▶ [Task goal] Read through the data and count the lines that contain the string "Дата"; give only the result.

▶ [Supplied material]
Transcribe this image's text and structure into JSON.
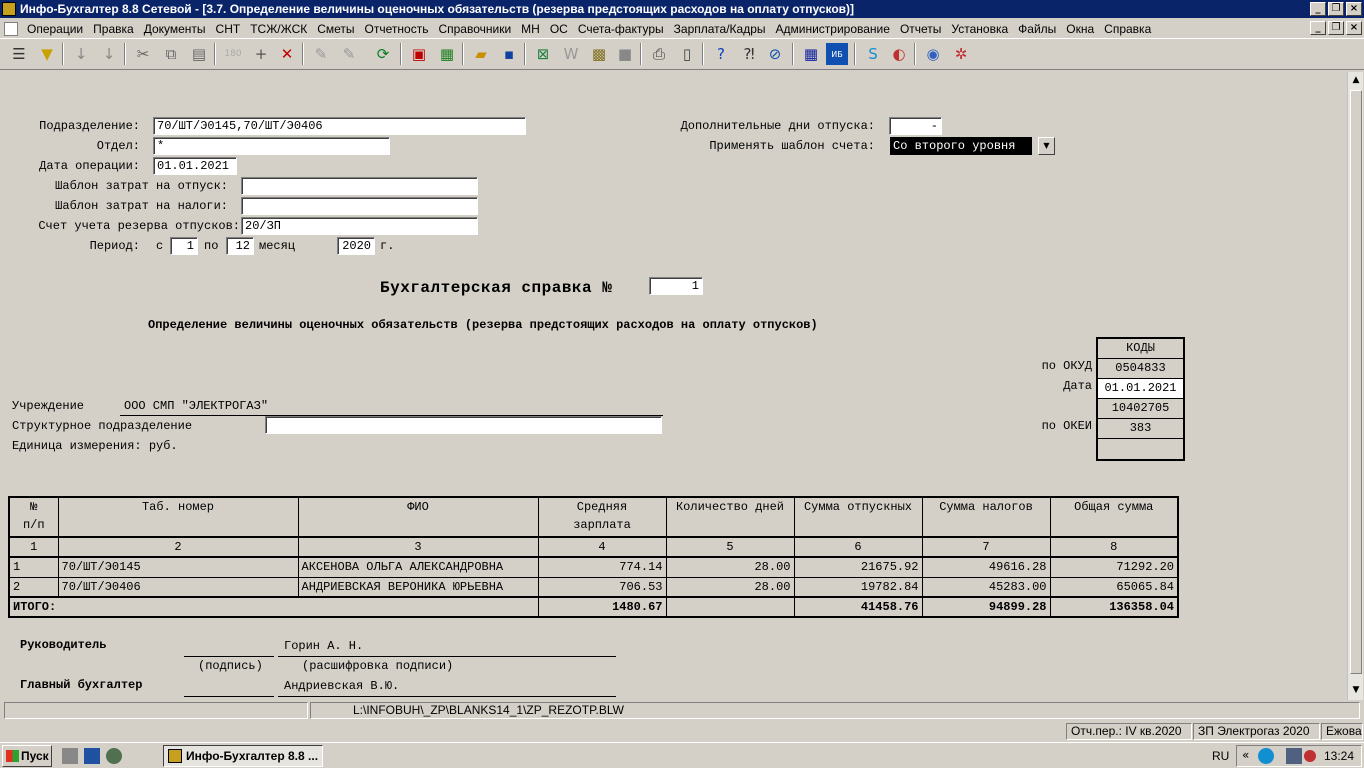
{
  "window": {
    "title": "Инфо-Бухгалтер 8.8 Сетевой - [3.7. Определение величины оценочных обязательств (резерва предстоящих расходов на оплату отпусков)]"
  },
  "menu": [
    "Операции",
    "Правка",
    "Документы",
    "СНТ",
    "ТСЖ/ЖСК",
    "Сметы",
    "Отчетность",
    "Справочники",
    "МН",
    "ОС",
    "Счета-фактуры",
    "Зарплата/Кадры",
    "Администрирование",
    "Отчеты",
    "Установка",
    "Файлы",
    "Окна",
    "Справка"
  ],
  "form": {
    "podrazdelenie_label": "Подразделение:",
    "podrazdelenie_value": "70/ШТ/Э0145,70/ШТ/Э0406",
    "otdel_label": "Отдел:",
    "otdel_value": "*",
    "date_label": "Дата операции:",
    "date_value": "01.01.2021",
    "shablon_otpusk_label": "Шаблон затрат на отпуск:",
    "shablon_otpusk_value": "",
    "shablon_nalogi_label": "Шаблон затрат на налоги:",
    "shablon_nalogi_value": "",
    "schet_label": "Счет учета резерва отпусков:",
    "schet_value": "20/ЗП",
    "period_label": "Период:",
    "period_from_label": "с",
    "period_from": "1",
    "period_to_label": "по",
    "period_to": "12",
    "period_month_label": "месяц",
    "period_year": "2020",
    "period_year_suffix": "г.",
    "dop_dni_label": "Дополнительные дни отпуска:",
    "dop_dni_value": "-",
    "shablon_scheta_label": "Применять шаблон счета:",
    "shablon_scheta_value": "Со второго уровня"
  },
  "report": {
    "title": "Бухгалтерская справка №",
    "number": "1",
    "subtitle": "Определение величины оценочных обязательств (резерва предстоящих расходов на оплату отпусков)",
    "uchrezhdenie_label": "Учреждение",
    "uchrezhdenie_value": "ООО СМП \"ЭЛЕКТРОГАЗ\"",
    "struct_label": "Структурное подразделение",
    "struct_value": "",
    "unit_label": "Единица измерения: руб.",
    "codes_header": "КОДЫ",
    "okud_label": "по ОКУД",
    "okud_value": "0504833",
    "date_label": "Дата",
    "date_value": "01.01.2021",
    "code3_value": "10402705",
    "okei_label": "по ОКЕИ",
    "okei_value": "383",
    "code5_value": ""
  },
  "table": {
    "headers": [
      "№\nп/п",
      "Таб. номер",
      "ФИО",
      "Средняя\nзарплата",
      "Количество дней",
      "Сумма отпускных",
      "Сумма налогов",
      "Общая сумма"
    ],
    "col_numbers": [
      "1",
      "2",
      "3",
      "4",
      "5",
      "6",
      "7",
      "8"
    ],
    "rows": [
      [
        "1",
        "70/ШТ/Э0145",
        "АКСЕНОВА ОЛЬГА АЛЕКСАНДРОВНА",
        "774.14",
        "28.00",
        "21675.92",
        "49616.28",
        "71292.20"
      ],
      [
        "2",
        "70/ШТ/Э0406",
        "АНДРИЕВСКАЯ ВЕРОНИКА ЮРЬЕВНА",
        "706.53",
        "28.00",
        "19782.84",
        "45283.00",
        "65065.84"
      ]
    ],
    "total": [
      "ИТОГО:",
      "1480.67",
      "",
      "41458.76",
      "94899.28",
      "136358.04"
    ]
  },
  "signatures": {
    "head_label": "Руководитель",
    "head_name": "Горин А. Н.",
    "sign_caption": "(подпись)",
    "decode_caption": "(расшифровка подписи)",
    "chief_label": "Главный бухгалтер",
    "chief_name": "Андриевская В.Ю."
  },
  "status": {
    "path": "L:\\INFOBUH\\_ZP\\BLANKS14_1\\ZP_REZOTP.BLW",
    "period": "Отч.пер.: IV кв.2020",
    "company": "ЗП Электрогаз 2020",
    "user": "Ежова"
  },
  "taskbar": {
    "start": "Пуск",
    "task": "Инфо-Бухгалтер 8.8 ...",
    "lang": "RU",
    "clock": "13:24"
  }
}
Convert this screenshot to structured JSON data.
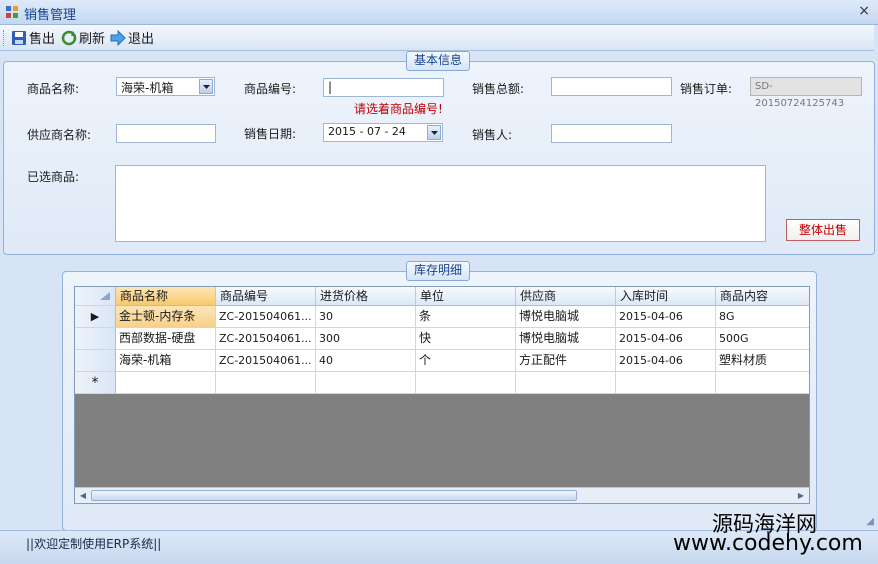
{
  "window": {
    "title": "销售管理",
    "close": "×"
  },
  "toolbar": {
    "sell": "售出",
    "refresh": "刷新",
    "exit": "退出"
  },
  "basic": {
    "legend": "基本信息",
    "product_name_label": "商品名称:",
    "product_name_value": "海荣-机箱",
    "product_code_label": "商品编号:",
    "product_code_value": "|",
    "product_code_warning": "请选着商品编号!",
    "total_label": "销售总额:",
    "total_value": "",
    "order_label": "销售订单:",
    "order_value": "SD-20150724125743",
    "supplier_label": "供应商名称:",
    "supplier_value": "",
    "date_label": "销售日期:",
    "date_value": "2015 - 07 - 24",
    "seller_label": "销售人:",
    "seller_value": "",
    "selected_label": "已选商品:",
    "whole_sell_button": "整体出售"
  },
  "stock": {
    "legend": "库存明细",
    "columns": [
      "商品名称",
      "商品编号",
      "进货价格",
      "单位",
      "供应商",
      "入库时间",
      "商品内容"
    ],
    "rows": [
      [
        "金士顿-内存条",
        "ZC-201504061...",
        "30",
        "条",
        "博悦电脑城",
        "2015-04-06",
        "8G"
      ],
      [
        "西部数据-硬盘",
        "ZC-201504061...",
        "300",
        "快",
        "博悦电脑城",
        "2015-04-06",
        "500G"
      ],
      [
        "海荣-机箱",
        "ZC-201504061...",
        "40",
        "个",
        "方正配件",
        "2015-04-06",
        "塑料材质"
      ]
    ],
    "current_row_marker": "▶",
    "new_row_marker": "*"
  },
  "status": {
    "text": "||欢迎定制使用ERP系统||"
  },
  "watermark": {
    "line1": "源码海洋网",
    "line2": "www.codehy.com"
  }
}
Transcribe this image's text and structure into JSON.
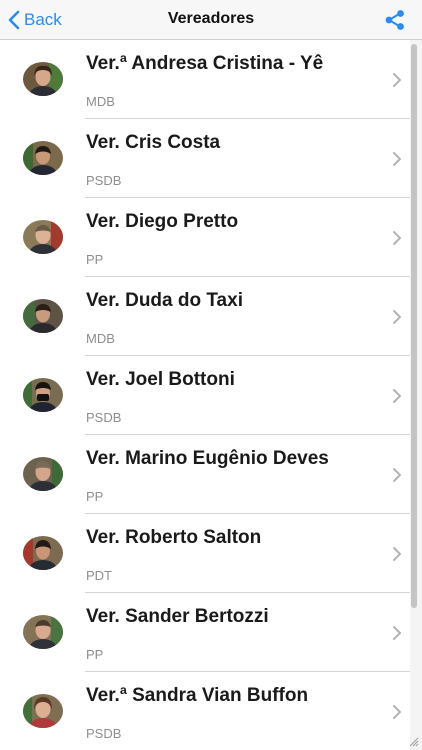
{
  "header": {
    "back_label": "Back",
    "title": "Vereadores",
    "back_icon": "chevron-left-icon",
    "share_icon": "share-icon",
    "accent_color": "#2a8bf2"
  },
  "councilors": [
    {
      "name": "Ver.ª Andresa Cristina - Yê",
      "party": "MDB"
    },
    {
      "name": "Ver. Cris Costa",
      "party": "PSDB"
    },
    {
      "name": "Ver. Diego Pretto",
      "party": "PP"
    },
    {
      "name": "Ver. Duda do Taxi",
      "party": "MDB"
    },
    {
      "name": "Ver. Joel Bottoni",
      "party": "PSDB"
    },
    {
      "name": "Ver. Marino Eugênio Deves",
      "party": "PP"
    },
    {
      "name": "Ver. Roberto Salton",
      "party": "PDT"
    },
    {
      "name": "Ver. Sander Bertozzi",
      "party": "PP"
    },
    {
      "name": "Ver.ª Sandra Vian Buffon",
      "party": "PSDB"
    }
  ]
}
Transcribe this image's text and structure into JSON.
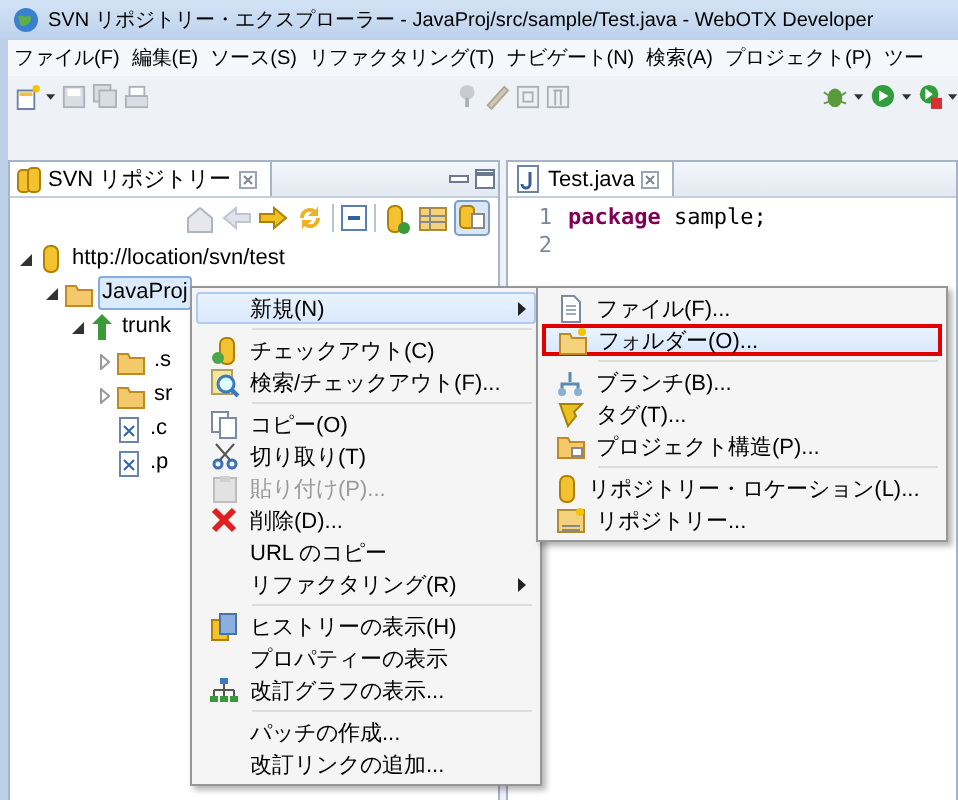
{
  "window": {
    "title": "SVN リポジトリー・エクスプローラー - JavaProj/src/sample/Test.java - WebOTX Developer"
  },
  "menu_bar": [
    "ファイル(F)",
    "編集(E)",
    "ソース(S)",
    "リファクタリング(T)",
    "ナビゲート(N)",
    "検索(A)",
    "プロジェクト(P)",
    "ツー"
  ],
  "repository_view": {
    "title": "SVN リポジトリー",
    "tree": [
      {
        "label": "http://location/svn/test",
        "expanded": true,
        "selected": false,
        "children": [
          {
            "label": "JavaProj",
            "expanded": true,
            "selected": true,
            "children": [
              {
                "label": "trunk",
                "expanded": true,
                "selected": false,
                "children": [
                  {
                    "label": ".s",
                    "expanded": false,
                    "selected": false
                  },
                  {
                    "label": "sr",
                    "expanded": false,
                    "selected": false
                  },
                  {
                    "label": ".c",
                    "selected": false
                  },
                  {
                    "label": ".p",
                    "selected": false
                  }
                ]
              }
            ]
          }
        ]
      }
    ]
  },
  "editor": {
    "tab": {
      "label": "Test.java"
    },
    "lines": [
      {
        "number": "1",
        "tokens": [
          {
            "text": "package",
            "kind": "keyword"
          },
          {
            "text": " sample;",
            "kind": "plain"
          }
        ]
      },
      {
        "number": "2"
      }
    ]
  },
  "context_menu": {
    "items": [
      {
        "kind": "item",
        "label": "新規(N)",
        "submenu": true,
        "selected": true,
        "disabled": false
      },
      {
        "kind": "separator"
      },
      {
        "kind": "item",
        "label": "チェックアウト(C)",
        "submenu": false,
        "selected": false,
        "disabled": false
      },
      {
        "kind": "item",
        "label": "検索/チェックアウト(F)...",
        "submenu": false,
        "selected": false,
        "disabled": false
      },
      {
        "kind": "separator"
      },
      {
        "kind": "item",
        "label": "コピー(O)",
        "submenu": false,
        "selected": false,
        "disabled": false
      },
      {
        "kind": "item",
        "label": "切り取り(T)",
        "submenu": false,
        "selected": false,
        "disabled": false
      },
      {
        "kind": "item",
        "label": "貼り付け(P)...",
        "submenu": false,
        "selected": false,
        "disabled": true
      },
      {
        "kind": "item",
        "label": "削除(D)...",
        "submenu": false,
        "selected": false,
        "disabled": false
      },
      {
        "kind": "item",
        "label": "URL のコピー",
        "submenu": false,
        "selected": false,
        "disabled": false
      },
      {
        "kind": "item",
        "label": "リファクタリング(R)",
        "submenu": true,
        "selected": false,
        "disabled": false
      },
      {
        "kind": "separator"
      },
      {
        "kind": "item",
        "label": "ヒストリーの表示(H)",
        "submenu": false,
        "selected": false,
        "disabled": false
      },
      {
        "kind": "item",
        "label": "プロパティーの表示",
        "submenu": false,
        "selected": false,
        "disabled": false
      },
      {
        "kind": "item",
        "label": "改訂グラフの表示...",
        "submenu": false,
        "selected": false,
        "disabled": false
      },
      {
        "kind": "separator"
      },
      {
        "kind": "item",
        "label": "パッチの作成...",
        "submenu": false,
        "selected": false,
        "disabled": false
      },
      {
        "kind": "item",
        "label": "改訂リンクの追加...",
        "submenu": false,
        "selected": false,
        "disabled": false
      }
    ]
  },
  "submenu": {
    "items": [
      {
        "kind": "item",
        "label": "ファイル(F)...",
        "selected": false
      },
      {
        "kind": "item",
        "label": "フォルダー(O)...",
        "selected": true
      },
      {
        "kind": "separator"
      },
      {
        "kind": "item",
        "label": "ブランチ(B)...",
        "selected": false
      },
      {
        "kind": "item",
        "label": "タグ(T)...",
        "selected": false
      },
      {
        "kind": "item",
        "label": "プロジェクト構造(P)...",
        "selected": false
      },
      {
        "kind": "separator"
      },
      {
        "kind": "item",
        "label": "リポジトリー・ロケーション(L)...",
        "selected": false
      },
      {
        "kind": "item",
        "label": "リポジトリー...",
        "selected": false
      }
    ]
  }
}
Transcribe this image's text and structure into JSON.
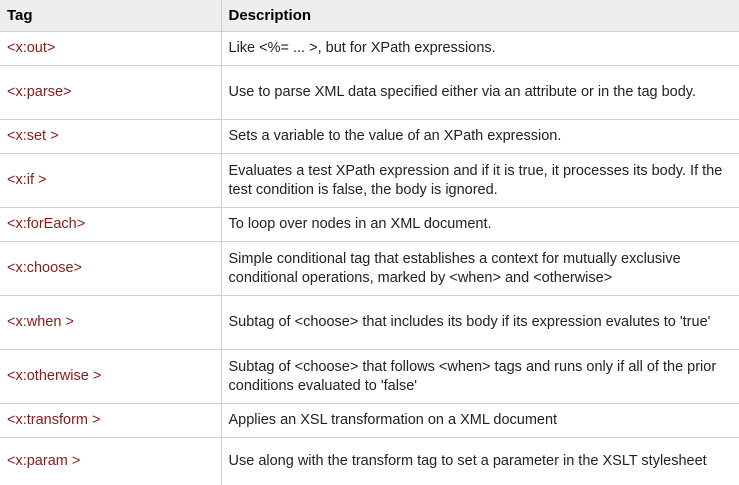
{
  "table": {
    "headers": {
      "tag": "Tag",
      "description": "Description"
    },
    "rows": [
      {
        "tag": "<x:out>",
        "description": "Like <%= ... >, but for XPath expressions."
      },
      {
        "tag": "<x:parse>",
        "description": "Use to parse XML data specified either via an attribute or in the tag body."
      },
      {
        "tag": "<x:set >",
        "description": "Sets a variable to the value of an XPath expression."
      },
      {
        "tag": "<x:if >",
        "description": "Evaluates a test XPath expression and if it is true, it processes its body. If the test condition is false, the body is ignored."
      },
      {
        "tag": "<x:forEach>",
        "description": "To loop over nodes in an XML document."
      },
      {
        "tag": "<x:choose>",
        "description": "Simple conditional tag that establishes a context for mutually exclusive conditional operations, marked by <when> and <otherwise>"
      },
      {
        "tag": "<x:when >",
        "description": "Subtag of <choose> that includes its body if its expression evalutes to 'true'"
      },
      {
        "tag": "<x:otherwise >",
        "description": "Subtag of <choose> that follows <when> tags and runs only if all of the prior conditions evaluated to 'false'"
      },
      {
        "tag": "<x:transform >",
        "description": "Applies an XSL transformation on a XML document"
      },
      {
        "tag": "<x:param >",
        "description": "Use along with the transform tag to set a parameter in the XSLT stylesheet"
      }
    ]
  },
  "colors": {
    "header_bg": "#eeeeee",
    "tag_text": "#8b1a1a",
    "border": "#cfcfcf"
  }
}
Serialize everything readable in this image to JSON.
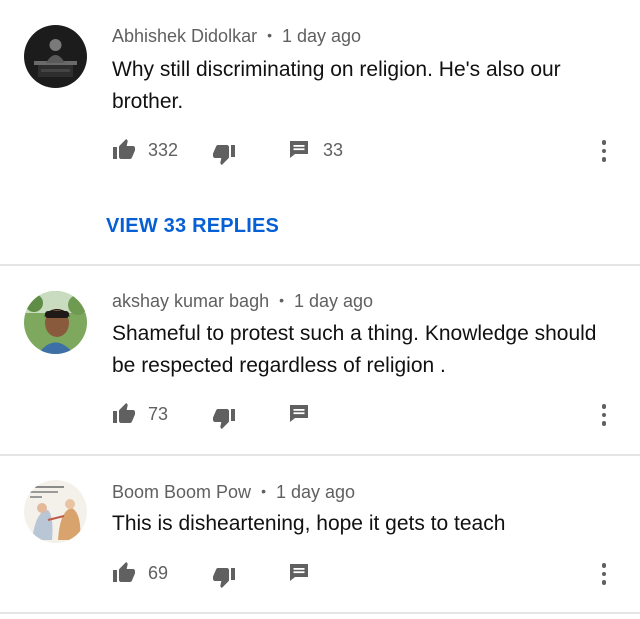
{
  "comments": [
    {
      "author": "Abhishek Didolkar",
      "separator": "•",
      "time": "1 day ago",
      "text": "Why still discriminating on religion. He's also our brother.",
      "likes": "332",
      "reply_count": "33",
      "view_replies": "VIEW 33 REPLIES"
    },
    {
      "author": "akshay kumar bagh",
      "separator": "•",
      "time": "1 day ago",
      "text": "Shameful to protest such a thing.  Knowledge should be respected regardless of religion .",
      "likes": "73"
    },
    {
      "author": "Boom Boom Pow",
      "separator": "•",
      "time": "1 day ago",
      "text": "This is disheartening, hope it gets to teach",
      "likes": "69"
    }
  ],
  "icons": {
    "like": "thumbs-up-icon",
    "dislike": "thumbs-down-icon",
    "reply": "comment-icon",
    "more": "more-vertical-icon"
  },
  "colors": {
    "accent": "#065fd4",
    "secondary_text": "#606060",
    "divider": "#e5e5e5"
  }
}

▶ [Answer in full] 2